⟨

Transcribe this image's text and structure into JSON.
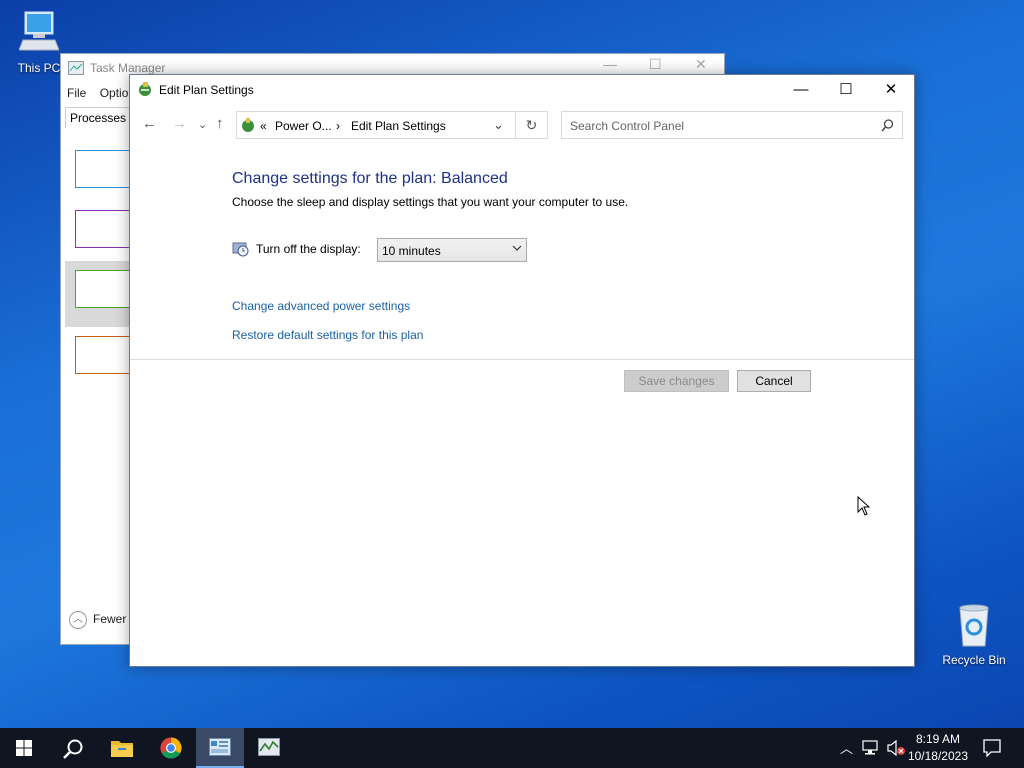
{
  "desktop": {
    "icons": [
      {
        "label": "This PC",
        "icon": "computer-icon"
      },
      {
        "label": "Recycle Bin",
        "icon": "recycle-bin-icon"
      }
    ]
  },
  "task_manager": {
    "title": "Task Manager",
    "menu": [
      "File",
      "Optio"
    ],
    "tab": "Processes",
    "fewer_details": "Fewer"
  },
  "window": {
    "title": "Edit Plan Settings",
    "breadcrumb": {
      "prefix": "«",
      "parent": "Power O...",
      "current": "Edit Plan Settings"
    },
    "search_placeholder": "Search Control Panel",
    "heading": "Change settings for the plan: Balanced",
    "description": "Choose the sleep and display settings that you want your computer to use.",
    "display_setting": {
      "label": "Turn off the display:",
      "value": "10 minutes"
    },
    "links": [
      "Change advanced power settings",
      "Restore default settings for this plan"
    ],
    "buttons": {
      "save": "Save changes",
      "cancel": "Cancel"
    }
  },
  "taskbar": {
    "apps": [
      "start-icon",
      "search-icon",
      "file-explorer-icon",
      "chrome-icon",
      "control-panel-icon",
      "task-manager-icon"
    ],
    "clock": {
      "time": "8:19 AM",
      "date": "10/18/2023"
    }
  },
  "colors": {
    "accent": "#1e3287",
    "link": "#1a62a8",
    "taskbar": "#101522"
  }
}
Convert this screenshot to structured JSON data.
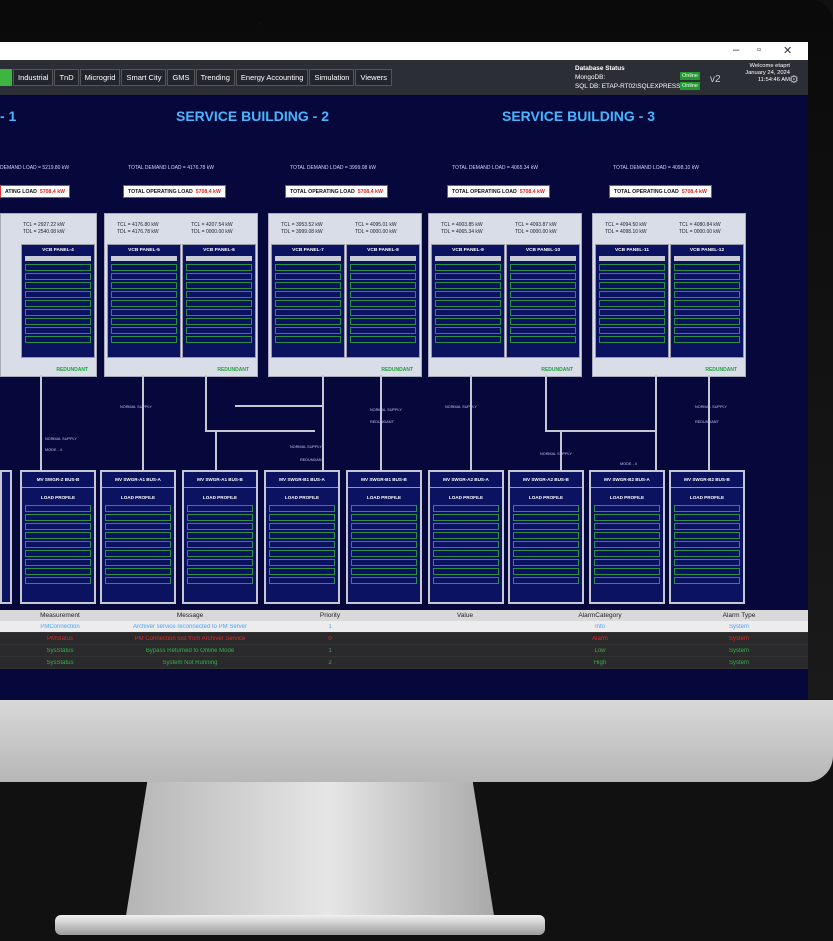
{
  "window": {
    "minimize": "–",
    "maximize": "▫",
    "close": "✕"
  },
  "nav": {
    "tabs": [
      "",
      "Industrial",
      "TnD",
      "Microgrid",
      "Smart City",
      "GMS",
      "Trending",
      "Energy Accounting",
      "Simulation",
      "Viewers"
    ]
  },
  "status": {
    "db_title": "Database Status",
    "mongo": "MongoDB:",
    "sql": "SQL DB: ETAP-RT02\\SQLEXPRESS",
    "online": "Online",
    "version": "v2",
    "welcome": "Welcome etaprt",
    "date": "January 24, 2024",
    "time": "11:54:46 AM"
  },
  "buildings": [
    {
      "title": "- 1"
    },
    {
      "title": "SERVICE BUILDING - 2"
    },
    {
      "title": "SERVICE BUILDING - 3"
    }
  ],
  "demand_loads": [
    "DEMAND LOAD = 5219.80 kW",
    "TOTAL DEMAND LOAD = 4176.78 kW",
    "TOTAL DEMAND LOAD = 3999.08 kW",
    "TOTAL DEMAND LOAD = 4065.34 kW",
    "TOTAL DEMAND LOAD = 4098.10 kW"
  ],
  "op_loads": [
    {
      "label": "ATING LOAD",
      "value": "5708.4 kW"
    },
    {
      "label": "TOTAL OPERATING LOAD",
      "value": "5708.4 kW"
    },
    {
      "label": "TOTAL OPERATING LOAD",
      "value": "5708.4 kW"
    },
    {
      "label": "TOTAL OPERATING LOAD",
      "value": "5708.4 kW"
    },
    {
      "label": "TOTAL OPERATING LOAD",
      "value": "5708.4 kW"
    }
  ],
  "panels": [
    {
      "tcl_a": "TCL = 2927.22 kW",
      "tdl_a": "TDL = 2540.08 kW",
      "tcl_b": "",
      "tdl_b": "",
      "name_a": "VCB PANEL-4",
      "name_b": "",
      "redundant": "REDUNDANT"
    },
    {
      "tcl_a": "TCL = 4176.80 kW",
      "tdl_a": "TDL = 4176.78 kW",
      "tcl_b": "TCL = 4207.54 kW",
      "tdl_b": "TDL = 0000.00 kW",
      "name_a": "VCB PANEL-5",
      "name_b": "VCB PANEL-6",
      "redundant": "REDUNDANT"
    },
    {
      "tcl_a": "TCL = 3953.52 kW",
      "tdl_a": "TDL = 3999.08 kW",
      "tcl_b": "TCL = 4095.01 kW",
      "tdl_b": "TDL = 0000.00 kW",
      "name_a": "VCB PANEL-7",
      "name_b": "VCB PANEL-8",
      "redundant": "REDUNDANT"
    },
    {
      "tcl_a": "TCL = 4003.85 kW",
      "tdl_a": "TDL = 4065.34 kW",
      "tcl_b": "TCL = 4093.87 kW",
      "tdl_b": "TDL = 0000.00 kW",
      "name_a": "VCB PANEL-9",
      "name_b": "VCB PANEL-10",
      "redundant": "REDUNDANT"
    },
    {
      "tcl_a": "TCL = 4094.50 kW",
      "tdl_a": "TDL = 4098.10 kW",
      "tcl_b": "TCL = 4080.84 kW",
      "tdl_b": "TDL = 0000.00 kW",
      "name_a": "VCB PANEL-11",
      "name_b": "VCB PANEL-12",
      "redundant": "REDUNDANT"
    }
  ],
  "buses": [
    "MV SWGR-Z BUS-B",
    "MV SWGR-A1 BUS-A",
    "MV SWGR-A1 BUS-B",
    "MV SWGR-B1 BUS-A",
    "MV SWGR-B1 BUS-B",
    "MV SWGR-A2 BUS-A",
    "MV SWGR-A2 BUS-B",
    "MV SWGR-B2 BUS-A",
    "MV SWGR-B2 BUS-B"
  ],
  "load_profile": "LOAD PROFILE",
  "wire_labels": {
    "normal": "NORMAL SUPPLY",
    "mode4": "MODE - 4",
    "redundant": "REDUNDANT"
  },
  "alarm": {
    "headers": [
      "Measurement",
      "Message",
      "Priority",
      "Value",
      "AlarmCategory",
      "Alarm Type"
    ],
    "rows": [
      {
        "measurement": "PMConnection",
        "message": "Archiver service reconnected to PM Server",
        "priority": "1",
        "value": "",
        "category": "Info",
        "type": "System",
        "color": "#4ba3ff",
        "bg": "#ececec"
      },
      {
        "measurement": "PMStatus",
        "message": "PM Connection lost from Archiver Service",
        "priority": "0",
        "value": "",
        "category": "Alarm",
        "type": "System",
        "color": "#e02828",
        "bg": "#2a2a2c"
      },
      {
        "measurement": "SysStatus",
        "message": "Bypass Returned to Online Mode",
        "priority": "1",
        "value": "",
        "category": "Low",
        "type": "System",
        "color": "#32b24a",
        "bg": "#2a2a2c"
      },
      {
        "measurement": "SysStatus",
        "message": "System Not Running",
        "priority": "2",
        "value": "",
        "category": "High",
        "type": "System",
        "color": "#32b24a",
        "bg": "#2a2a2c"
      }
    ]
  }
}
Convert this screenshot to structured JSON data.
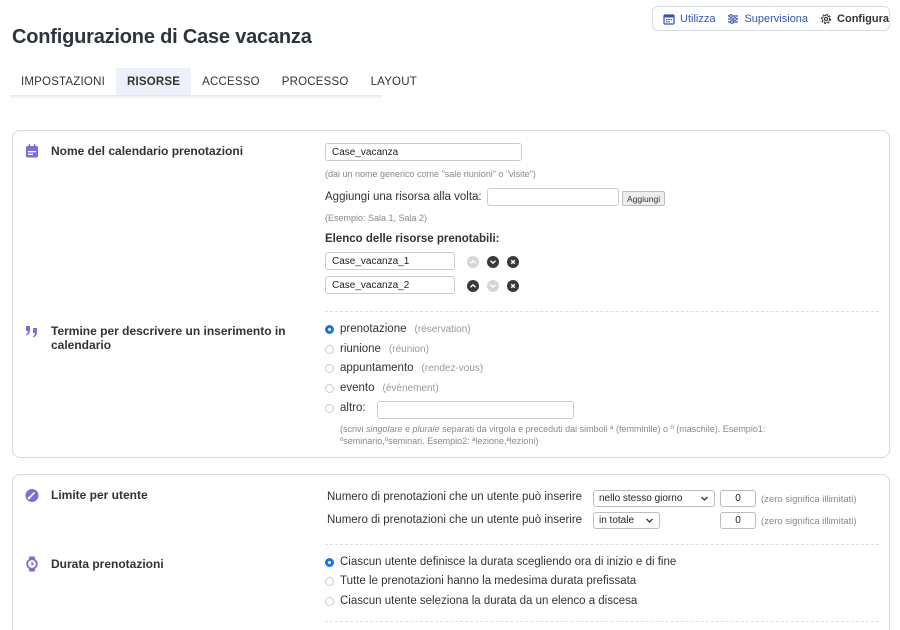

⟩

DIRECTION: Extract all the data above exactly, excluding every picture.

OUTPUT:
Transcribe this image's text and structure into JSON.
{
  "desktop": {
    "icons": [
      {
        "label": "This PC",
        "icon": "computer-icon"
      },
      {
        "label": "Recycle Bin",
        "icon": "recycle-bin-icon"
      }
    ]
  },
  "task_manager": {
    "title": "Task Manager",
    "menu": [
      "File",
      "Optio"
    ],
    "tab": "Processes",
    "fewer_details": "Fewer"
  },
  "window": {
    "title": "Edit Plan Settings",
    "breadcrumb": {
      "prefix": "«",
      "parent": "Power O...",
      "current": "Edit Plan Settings"
    },
    "search_placeholder": "Search Control Panel",
    "heading": "Change settings for the plan: Balanced",
    "description": "Choose the sleep and display settings that you want your computer to use.",
    "display_setting": {
      "label": "Turn off the display:",
      "value": "10 minutes"
    },
    "links": [
      "Change advanced power settings",
      "Restore default settings for this plan"
    ],
    "buttons": {
      "save": "Save changes",
      "cancel": "Cancel"
    }
  },
  "taskbar": {
    "apps": [
      "start-icon",
      "search-icon",
      "file-explorer-icon",
      "chrome-icon",
      "control-panel-icon",
      "task-manager-icon"
    ],
    "clock": {
      "time": "8:19 AM",
      "date": "10/18/2023"
    }
  },
  "colors": {
    "accent": "#1e3287",
    "link": "#1a62a8",
    "taskbar": "#101522"
  }
}
Convert this screenshot to structured JSON data.
{
  "window": {
    "minimize": "–",
    "maximize": "▫",
    "close": "✕"
  },
  "nav": {
    "tabs": [
      "",
      "Industrial",
      "TnD",
      "Microgrid",
      "Smart City",
      "GMS",
      "Trending",
      "Energy Accounting",
      "Simulation",
      "Viewers"
    ]
  },
  "status": {
    "db_title": "Database Status",
    "mongo": "MongoDB:",
    "sql": "SQL DB: ETAP-RT02\\SQLEXPRESS",
    "online": "Online",
    "version": "v2",
    "welcome": "Welcome etaprt",
    "date": "January 24, 2024",
    "time": "11:54:46 AM"
  },
  "buildings": [
    {
      "title": "- 1"
    },
    {
      "title": "SERVICE BUILDING - 2"
    },
    {
      "title": "SERVICE BUILDING - 3"
    }
  ],
  "demand_loads": [
    "DEMAND LOAD = 5219.80 kW",
    "TOTAL DEMAND LOAD = 4176.78 kW",
    "TOTAL DEMAND LOAD = 3999.08 kW",
    "TOTAL DEMAND LOAD = 4065.34 kW",
    "TOTAL DEMAND LOAD = 4098.10 kW"
  ],
  "op_loads": [
    {
      "label": "ATING LOAD",
      "value": "5708.4 kW"
    },
    {
      "label": "TOTAL OPERATING LOAD",
      "value": "5708.4 kW"
    },
    {
      "label": "TOTAL OPERATING LOAD",
      "value": "5708.4 kW"
    },
    {
      "label": "TOTAL OPERATING LOAD",
      "value": "5708.4 kW"
    },
    {
      "label": "TOTAL OPERATING LOAD",
      "value": "5708.4 kW"
    }
  ],
  "panels": [
    {
      "tcl_a": "TCL = 2927.22 kW",
      "tdl_a": "TDL = 2540.08 kW",
      "tcl_b": "",
      "tdl_b": "",
      "name_a": "VCB PANEL-4",
      "name_b": "",
      "redundant": "REDUNDANT"
    },
    {
      "tcl_a": "TCL = 4176.80 kW",
      "tdl_a": "TDL = 4176.78 kW",
      "tcl_b": "TCL = 4207.54 kW",
      "tdl_b": "TDL = 0000.00 kW",
      "name_a": "VCB PANEL-5",
      "name_b": "VCB PANEL-6",
      "redundant": "REDUNDANT"
    },
    {
      "tcl_a": "TCL = 3953.52 kW",
      "tdl_a": "TDL = 3999.08 kW",
      "tcl_b": "TCL = 4095.01 kW",
      "tdl_b": "TDL = 0000.00 kW",
      "name_a": "VCB PANEL-7",
      "name_b": "VCB PANEL-8",
      "redundant": "REDUNDANT"
    },
    {
      "tcl_a": "TCL = 4003.85 kW",
      "tdl_a": "TDL = 4065.34 kW",
      "tcl_b": "TCL = 4093.87 kW",
      "tdl_b": "TDL = 0000.00 kW",
      "name_a": "VCB PANEL-9",
      "name_b": "VCB PANEL-10",
      "redundant": "REDUNDANT"
    },
    {
      "tcl_a": "TCL = 4094.50 kW",
      "tdl_a": "TDL = 4098.10 kW",
      "tcl_b": "TCL = 4080.84 kW",
      "tdl_b": "TDL = 0000.00 kW",
      "name_a": "VCB PANEL-11",
      "name_b": "VCB PANEL-12",
      "redundant": "REDUNDANT"
    }
  ],
  "buses": [
    "MV SWGR-Z BUS-B",
    "MV SWGR-A1 BUS-A",
    "MV SWGR-A1 BUS-B",
    "MV SWGR-B1 BUS-A",
    "MV SWGR-B1 BUS-B",
    "MV SWGR-A2 BUS-A",
    "MV SWGR-A2 BUS-B",
    "MV SWGR-B2 BUS-A",
    "MV SWGR-B2 BUS-B"
  ],
  "load_profile": "LOAD PROFILE",
  "wire_labels": {
    "normal": "NORMAL SUPPLY",
    "mode4": "MODE - 4",
    "redundant": "REDUNDANT"
  },
  "alarm": {
    "headers": [
      "Measurement",
      "Message",
      "Priority",
      "Value",
      "AlarmCategory",
      "Alarm Type"
    ],
    "rows": [
      {
        "measurement": "PMConnection",
        "message": "Archiver service reconnected to PM Server",
        "priority": "1",
        "value": "",
        "category": "Info",
        "type": "System",
        "color": "#4ba3ff",
        "bg": "#ececec"
      },
      {
        "measurement": "PMStatus",
        "message": "PM Connection lost from Archiver Service",
        "priority": "0",
        "value": "",
        "category": "Alarm",
        "type": "System",
        "color": "#e02828",
        "bg": "#2a2a2c"
      },
      {
        "measurement": "SysStatus",
        "message": "Bypass Returned to Online Mode",
        "priority": "1",
        "value": "",
        "category": "Low",
        "type": "System",
        "color": "#32b24a",
        "bg": "#2a2a2c"
      },
      {
        "measurement": "SysStatus",
        "message": "System Not Running",
        "priority": "2",
        "value": "",
        "category": "High",
        "type": "System",
        "color": "#32b24a",
        "bg": "#2a2a2c"
      }
    ]
  }
}
Convert this screenshot to structured JSON data.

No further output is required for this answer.